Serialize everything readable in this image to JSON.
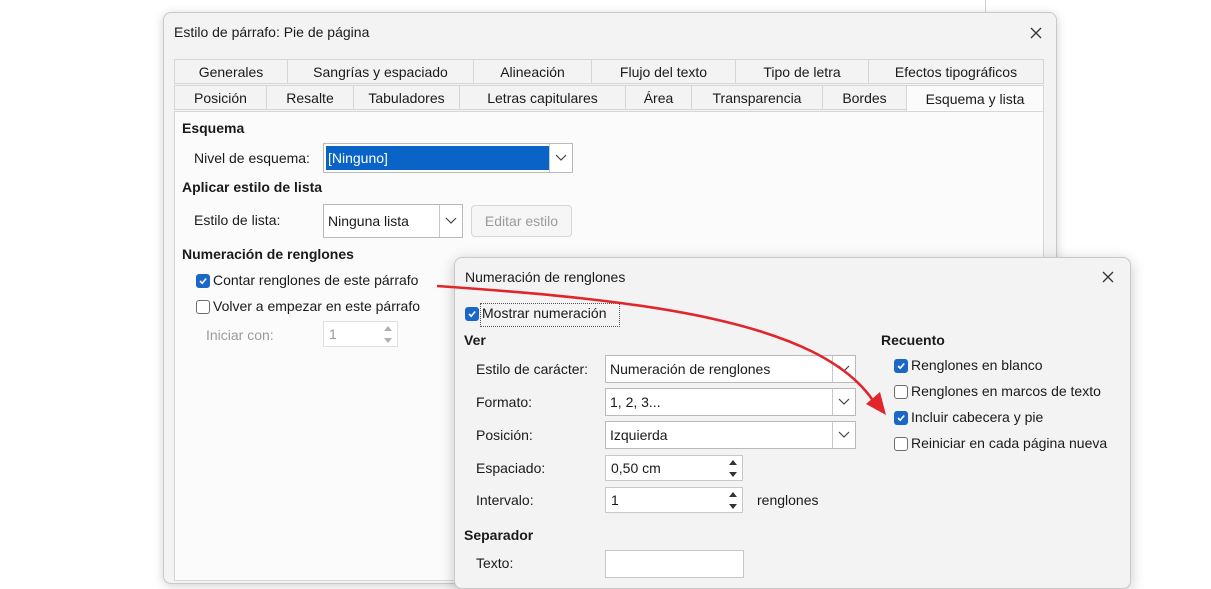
{
  "paragraph_dialog": {
    "title": "Estilo de párrafo: Pie de página",
    "tabs_row1": [
      "Generales",
      "Sangrías y espaciado",
      "Alineación",
      "Flujo del texto",
      "Tipo de letra",
      "Efectos tipográficos"
    ],
    "tabs_row2": [
      "Posición",
      "Resalte",
      "Tabuladores",
      "Letras capitulares",
      "Área",
      "Transparencia",
      "Bordes",
      "Esquema y lista"
    ],
    "active_tab": "Esquema y lista",
    "outline": {
      "heading": "Esquema",
      "level_label": "Nivel de esquema:",
      "level_value": "[Ninguno]"
    },
    "list_style": {
      "heading": "Aplicar estilo de lista",
      "label": "Estilo de lista:",
      "value": "Ninguna lista",
      "edit_button": "Editar estilo"
    },
    "line_numbering": {
      "heading": "Numeración de renglones",
      "count_lines": {
        "label": "Contar renglones de este párrafo",
        "checked": true
      },
      "restart": {
        "label": "Volver a empezar en este párrafo",
        "checked": false
      },
      "start_with_label": "Iniciar con:",
      "start_with_value": "1"
    }
  },
  "line_numbering_dialog": {
    "title": "Numeración de renglones",
    "show_numbering": {
      "label": "Mostrar numeración",
      "checked": true
    },
    "view": {
      "heading": "Ver",
      "char_style_label": "Estilo de carácter:",
      "char_style_value": "Numeración de renglones",
      "format_label": "Formato:",
      "format_value": "1, 2, 3...",
      "position_label": "Posición:",
      "position_value": "Izquierda",
      "spacing_label": "Espaciado:",
      "spacing_value": "0,50 cm",
      "interval_label": "Intervalo:",
      "interval_value": "1",
      "interval_unit": "renglones"
    },
    "count": {
      "heading": "Recuento",
      "options": [
        {
          "label": "Renglones en blanco",
          "checked": true
        },
        {
          "label": "Renglones en marcos de texto",
          "checked": false
        },
        {
          "label": "Incluir cabecera y pie",
          "checked": true
        },
        {
          "label": "Reiniciar en cada página nueva",
          "checked": false
        }
      ]
    },
    "separator": {
      "heading": "Separador",
      "text_label": "Texto:",
      "text_value": ""
    }
  },
  "annotation": {
    "arrow_color": "#e0262b"
  },
  "colors": {
    "accent": "#1b67c8",
    "selection": "#0a64c8"
  }
}
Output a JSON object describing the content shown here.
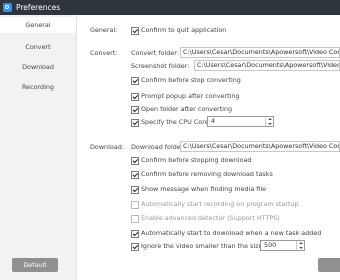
{
  "window": {
    "title": "Preferences"
  },
  "sidebar": {
    "items": [
      {
        "label": "General",
        "active": true
      },
      {
        "label": "Convert",
        "active": false
      },
      {
        "label": "Download",
        "active": false
      },
      {
        "label": "Recording",
        "active": false
      }
    ],
    "default_button": "Default"
  },
  "general": {
    "section_label": "General:",
    "confirm_quit": {
      "label": "Confirm to quit application",
      "checked": true
    }
  },
  "convert": {
    "section_label": "Convert:",
    "convert_folder_label": "Convert folder:",
    "convert_folder_value": "C:\\Users\\Cesar\\Documents\\Apowersoft\\Video Converter Studio",
    "screenshot_folder_label": "Screenshot folder:",
    "screenshot_folder_value": "C:\\Users\\Cesar\\Documents\\Apowersoft\\Video Converter Studio",
    "confirm_stop": {
      "label": "Confirm before stop converting",
      "checked": true
    },
    "prompt_popup": {
      "label": "Prompt popup after converting",
      "checked": true
    },
    "open_folder": {
      "label": "Open folder after converting",
      "checked": true
    },
    "cpu_cores": {
      "label": "Specify the CPU Cores:",
      "checked": true,
      "value": "4"
    }
  },
  "download": {
    "section_label": "Download:",
    "folder_label": "Download folder:",
    "folder_value": "C:\\Users\\Cesar\\Documents\\Apowersoft\\Video Converter Studio",
    "confirm_stop": {
      "label": "Confirm before stopping download",
      "checked": true
    },
    "confirm_remove": {
      "label": "Confirm before removing download tasks",
      "checked": true
    },
    "show_message": {
      "label": "Show message when finding media file",
      "checked": true
    },
    "auto_record": {
      "label": "Automatically start recording on program startup",
      "checked": false
    },
    "advanced_detector": {
      "label": "Enable advanced detector (Support HTTPS)",
      "checked": false
    },
    "auto_download": {
      "label": "Automatically start to download when a new task added",
      "checked": true
    },
    "ignore_small": {
      "label": "Ignore the video smaller than the size(KB):",
      "checked": true,
      "value": "500"
    }
  }
}
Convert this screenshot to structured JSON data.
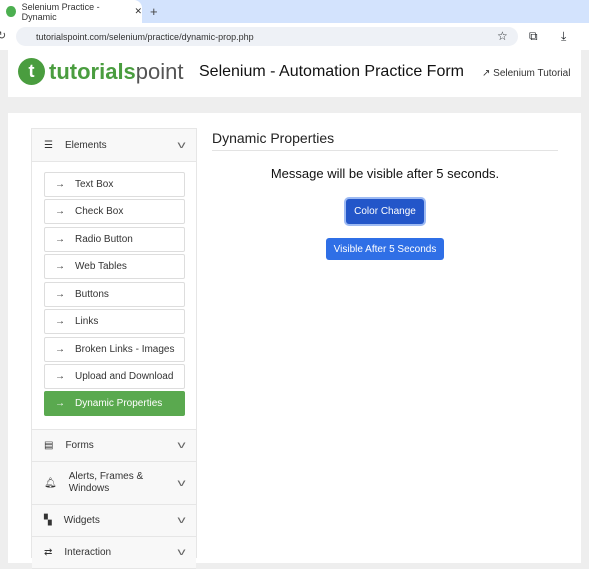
{
  "browser": {
    "tab_title": "Selenium Practice - Dynamic",
    "url": "tutorialspoint.com/selenium/practice/dynamic-prop.php"
  },
  "header": {
    "logo": "tutorialspoint",
    "logo_a": "tutorials",
    "logo_b": "point",
    "title": "Selenium - Automation Practice Form",
    "link": "Selenium Tutorial"
  },
  "sidebar": {
    "sections": [
      {
        "label": "Elements",
        "icon": "menu-icon"
      },
      {
        "label": "Forms",
        "icon": "list-icon"
      },
      {
        "label": "Alerts, Frames & Windows",
        "icon": "bell-icon"
      },
      {
        "label": "Widgets",
        "icon": "widgets-icon"
      },
      {
        "label": "Interaction",
        "icon": "arrows-icon"
      }
    ],
    "items": [
      "Text Box",
      "Check Box",
      "Radio Button",
      "Web Tables",
      "Buttons",
      "Links",
      "Broken Links - Images",
      "Upload and Download",
      "Dynamic Properties"
    ],
    "active": "Dynamic Properties"
  },
  "main": {
    "heading": "Dynamic Properties",
    "message": "Message will be visible after 5 seconds.",
    "color_change": "Color Change",
    "visible_after": "Visible After 5 Seconds"
  },
  "colors": {
    "accent": "#5aa94f",
    "button": "#2f6fe6"
  }
}
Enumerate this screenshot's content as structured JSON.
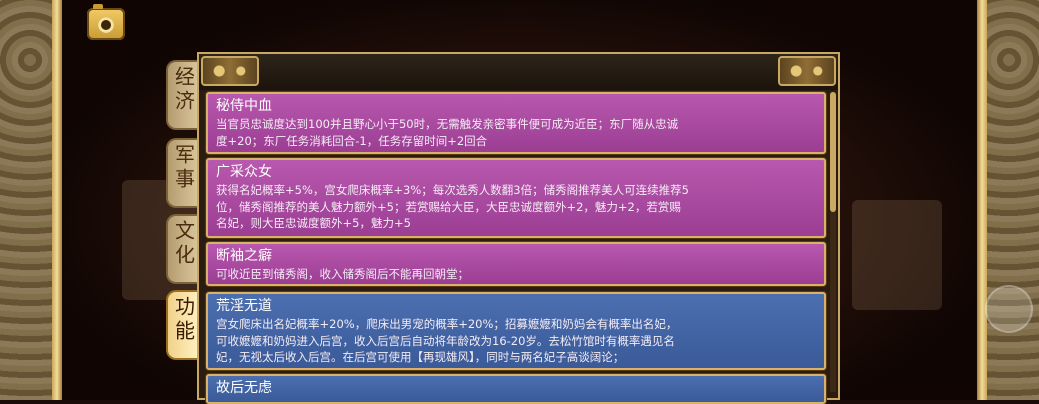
━━━━━━━━━━━━━━━━
## Exercise description
Skip the images and write out the rest of the listing exactly.

## Solved exercise
Serialize everything readable in this image to JSON.
{
  "paragraph_dialog": {
    "title": "Estilo de párrafo: Pie de página",
    "tabs_row1": [
      "Generales",
      "Sangrías y espaciado",
      "Alineación",
      "Flujo del texto",
      "Tipo de letra",
      "Efectos tipográficos"
    ],
    "tabs_row2": [
      "Posición",
      "Resalte",
      "Tabuladores",
      "Letras capitulares",
      "Área",
      "Transparencia",
      "Bordes",
      "Esquema y lista"
    ],
    "active_tab": "Esquema y lista",
    "outline": {
      "heading": "Esquema",
      "level_label": "Nivel de esquema:",
      "level_value": "[Ninguno]"
    },
    "list_style": {
      "heading": "Aplicar estilo de lista",
      "label": "Estilo de lista:",
      "value": "Ninguna lista",
      "edit_button": "Editar estilo"
    },
    "line_numbering": {
      "heading": "Numeración de renglones",
      "count_lines": {
        "label": "Contar renglones de este párrafo",
        "checked": true
      },
      "restart": {
        "label": "Volver a empezar en este párrafo",
        "checked": false
      },
      "start_with_label": "Iniciar con:",
      "start_with_value": "1"
    }
  },
  "line_numbering_dialog": {
    "title": "Numeración de renglones",
    "show_numbering": {
      "label": "Mostrar numeración",
      "checked": true
    },
    "view": {
      "heading": "Ver",
      "char_style_label": "Estilo de carácter:",
      "char_style_value": "Numeración de renglones",
      "format_label": "Formato:",
      "format_value": "1, 2, 3...",
      "position_label": "Posición:",
      "position_value": "Izquierda",
      "spacing_label": "Espaciado:",
      "spacing_value": "0,50 cm",
      "interval_label": "Intervalo:",
      "interval_value": "1",
      "interval_unit": "renglones"
    },
    "count": {
      "heading": "Recuento",
      "options": [
        {
          "label": "Renglones en blanco",
          "checked": true
        },
        {
          "label": "Renglones en marcos de texto",
          "checked": false
        },
        {
          "label": "Incluir cabecera y pie",
          "checked": true
        },
        {
          "label": "Reiniciar en cada página nueva",
          "checked": false
        }
      ]
    },
    "separator": {
      "heading": "Separador",
      "text_label": "Texto:",
      "text_value": ""
    }
  },
  "annotation": {
    "arrow_color": "#e0262b"
  },
  "colors": {
    "accent": "#1b67c8",
    "selection": "#0a64c8"
  }
}
Output a JSON object describing the content shown here.
{
  "window": {
    "title": "Preferences"
  },
  "sidebar": {
    "items": [
      {
        "label": "General",
        "active": true
      },
      {
        "label": "Convert",
        "active": false
      },
      {
        "label": "Download",
        "active": false
      },
      {
        "label": "Recording",
        "active": false
      }
    ],
    "default_button": "Default"
  },
  "general": {
    "section_label": "General:",
    "confirm_quit": {
      "label": "Confirm to quit application",
      "checked": true
    }
  },
  "convert": {
    "section_label": "Convert:",
    "convert_folder_label": "Convert folder:",
    "convert_folder_value": "C:\\Users\\Cesar\\Documents\\Apowersoft\\Video Converter Studio",
    "screenshot_folder_label": "Screenshot folder:",
    "screenshot_folder_value": "C:\\Users\\Cesar\\Documents\\Apowersoft\\Video Converter Studio",
    "confirm_stop": {
      "label": "Confirm before stop converting",
      "checked": true
    },
    "prompt_popup": {
      "label": "Prompt popup after converting",
      "checked": true
    },
    "open_folder": {
      "label": "Open folder after converting",
      "checked": true
    },
    "cpu_cores": {
      "label": "Specify the CPU Cores:",
      "checked": true,
      "value": "4"
    }
  },
  "download": {
    "section_label": "Download:",
    "folder_label": "Download folder:",
    "folder_value": "C:\\Users\\Cesar\\Documents\\Apowersoft\\Video Converter Studio",
    "confirm_stop": {
      "label": "Confirm before stopping download",
      "checked": true
    },
    "confirm_remove": {
      "label": "Confirm before removing download tasks",
      "checked": true
    },
    "show_message": {
      "label": "Show message when finding media file",
      "checked": true
    },
    "auto_record": {
      "label": "Automatically start recording on program startup",
      "checked": false
    },
    "advanced_detector": {
      "label": "Enable advanced detector (Support HTTPS)",
      "checked": false
    },
    "auto_download": {
      "label": "Automatically start to download when a new task added",
      "checked": true
    },
    "ignore_small": {
      "label": "Ignore the video smaller than the size(KB):",
      "checked": true,
      "value": "500"
    }
  }
}
Convert this screenshot to structured JSON data.
{
  "browser": {
    "tab_title": "Selenium Practice - Dynamic",
    "url": "tutorialspoint.com/selenium/practice/dynamic-prop.php"
  },
  "header": {
    "logo": "tutorialspoint",
    "logo_a": "tutorials",
    "logo_b": "point",
    "title": "Selenium - Automation Practice Form",
    "link": "Selenium Tutorial"
  },
  "sidebar": {
    "sections": [
      {
        "label": "Elements",
        "icon": "menu-icon"
      },
      {
        "label": "Forms",
        "icon": "list-icon"
      },
      {
        "label": "Alerts, Frames & Windows",
        "icon": "bell-icon"
      },
      {
        "label": "Widgets",
        "icon": "widgets-icon"
      },
      {
        "label": "Interaction",
        "icon": "arrows-icon"
      }
    ],
    "items": [
      "Text Box",
      "Check Box",
      "Radio Button",
      "Web Tables",
      "Buttons",
      "Links",
      "Broken Links - Images",
      "Upload and Download",
      "Dynamic Properties"
    ],
    "active": "Dynamic Properties"
  },
  "main": {
    "heading": "Dynamic Properties",
    "message": "Message will be visible after 5 seconds.",
    "color_change": "Color Change",
    "visible_after": "Visible After 5 Seconds"
  },
  "colors": {
    "accent": "#5aa94f",
    "button": "#2f6fe6"
  }
}
Enumerate this screenshot's content as structured JSON.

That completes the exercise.